#### Listing ####
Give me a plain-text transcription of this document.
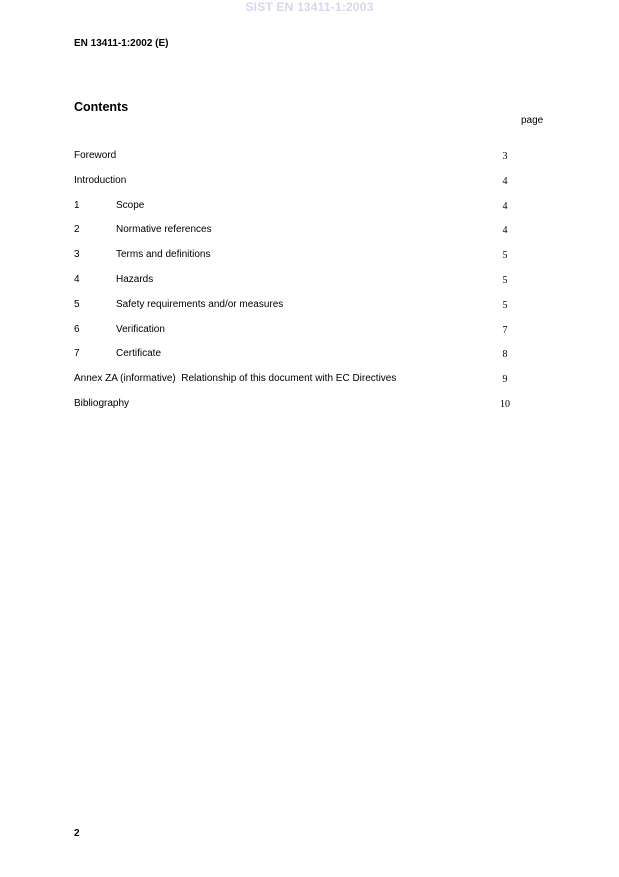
SIST EN 13411-1:2003
EN 13411-1:2002 (E)
Contents
page
Foreword	3
Introduction	4
1	Scope	4
2	Normative references	4
3	Terms and definitions	5
4	Hazards	5
5	Safety requirements and/or measures	5
6	Verification	7
7	Certificate	8
Annex ZA (informative)  Relationship of this document with EC Directives	9
Bibliography	10
2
####
**Short task:** Would you return the data exactly as written, without the pictures?

**Result below:**
Give me a plain-text transcription of this document.
SIST EN 13411-1:2003
EN 13411-1:2002 (E)
Contents
page
Foreword	3
Introduction	4
1	Scope	4
2	Normative references	4
3	Terms and definitions	5
4	Hazards	5
5	Safety requirements and/or measures	5
6	Verification	7
7	Certificate	8
Annex ZA (informative)  Relationship of this document with EC Directives	9
Bibliography	10
2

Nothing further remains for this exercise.